▶ _EXTRACTO DE PÁGINA_:
LA INCOMUNICACIóN EN UNA NOVELA DE EXTRAñOS AMANTES
Un poco de amor holandés
Países bajos
Federico Jeanmaire
Seix Barral
239 páginas
› Por Patricio Lennard
“Estoy sin trabajo, te dije, además de solo y completamente perdido y afligido y apenado y angustiado y extrañando y con ganas de tomar mate que es una infusión tradicional del país de donde vengo.” Juan Hilkema, el protagonista de Países bajos, le describe así a Ruska, la mujer de la que acaba de enamorarse en un bar de La Haya, la situación existencial que entraña el exilio que hace poco emprendió en el país de sus ancestros. El romance que despunta en esa escena –y que poco a poco irá adoptando los ribetes de un amor obsesivo– se diferirá casi de inmediato, cuando Juan acepte una oferta de ella para ser parte, a cambio de dinero, de un extraño experimento de la Facultad de Medicina que lo tendrá cuarenta y cinco días encerrado.

▶ _EJERCICIOS_:
A: Según la reseña de Países bajos, ¿cuántos días pasará Juan encerrado por el experimento de la Facultad de Medicina?
B: Prosigue la reseña de Países bajos a partir de su última oración.
Los registros que siguen son material aparte de la reseña.

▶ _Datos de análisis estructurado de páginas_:
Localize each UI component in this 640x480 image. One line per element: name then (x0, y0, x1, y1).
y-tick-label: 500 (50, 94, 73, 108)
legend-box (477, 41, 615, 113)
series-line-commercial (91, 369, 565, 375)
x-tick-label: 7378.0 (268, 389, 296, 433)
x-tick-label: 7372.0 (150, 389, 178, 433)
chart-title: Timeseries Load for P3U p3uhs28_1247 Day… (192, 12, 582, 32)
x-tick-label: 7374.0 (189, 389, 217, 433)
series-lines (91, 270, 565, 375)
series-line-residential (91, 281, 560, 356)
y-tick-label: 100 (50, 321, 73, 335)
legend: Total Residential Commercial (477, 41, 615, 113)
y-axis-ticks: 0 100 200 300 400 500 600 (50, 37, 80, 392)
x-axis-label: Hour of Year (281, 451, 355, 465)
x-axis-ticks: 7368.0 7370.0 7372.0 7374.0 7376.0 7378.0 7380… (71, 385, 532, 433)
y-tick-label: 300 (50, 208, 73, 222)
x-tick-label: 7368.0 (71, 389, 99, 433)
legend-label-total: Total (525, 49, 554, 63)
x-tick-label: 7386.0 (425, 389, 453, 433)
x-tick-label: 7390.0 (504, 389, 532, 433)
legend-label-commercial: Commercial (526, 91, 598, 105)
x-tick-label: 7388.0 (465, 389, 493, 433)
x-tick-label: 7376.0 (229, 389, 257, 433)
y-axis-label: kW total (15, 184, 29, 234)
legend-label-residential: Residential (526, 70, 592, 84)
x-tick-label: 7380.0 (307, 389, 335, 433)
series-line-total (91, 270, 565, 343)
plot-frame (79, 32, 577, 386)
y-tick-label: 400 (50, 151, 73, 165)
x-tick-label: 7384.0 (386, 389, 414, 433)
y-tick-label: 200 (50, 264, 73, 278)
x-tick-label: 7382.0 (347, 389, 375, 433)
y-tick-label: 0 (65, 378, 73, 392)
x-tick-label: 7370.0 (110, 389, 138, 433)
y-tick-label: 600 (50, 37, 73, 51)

▶ _RESULTADOS POR TAREA_:
A: Cuarenta y cinco días.

B:
En el pequeño gabinete de aislamiento, al que sistemáticamente entran enfermeras a aplicarle inyecciones, el personaje se entrega a la escritura para tratar de entender, entre otras cosas, los enigmas que le plantean las cartas que Ruska le envía. Si por definición los amantes se asemejan a (fallidos) detectives, en su invariable pretensión de interpretar como pistas los signos que produce la amada o el amado, no es raro que Juan halle en las notas que recibe una condición para el delirio: las heridas que él se irá infligiendo con sus uñas (a las que dejará crecer con ese ánimo) expresarán la turbación de su conciencia. Allí es donde la novela de Jeanmaire se muestra interesante: en la estructura paranoica, de amour fou que se arma en torno de su protagonista, y en cómo el enamoramiento admite –en su caso– el doblez de los juegos que infiltran la locura.
La novela articula tres planos narrativos: el de la internación de Juan, el de su previo y fugaz amorío con Ruska, y el de la genealogía de sus antepasados holandeses que vinieron a vivir a la Argentina. La novela de saga familiar que también es Países bajos –la que se enlaza con ciertas cuestiones que el narrador de Papá, la anterior novela de Jeanmaire, refiere acerca de su propia familia– es el espacio en que el personaje reconstruye su identidad y sus orígenes, así como el marco en que su pasión se instala entre las historias de amor de sus padres y ascendientes. Historias de amores prolongados que son el espejo deformante, la contrapartida, de la efímera y precoz intersección que las vidas de Ruska y Juan hilvanan.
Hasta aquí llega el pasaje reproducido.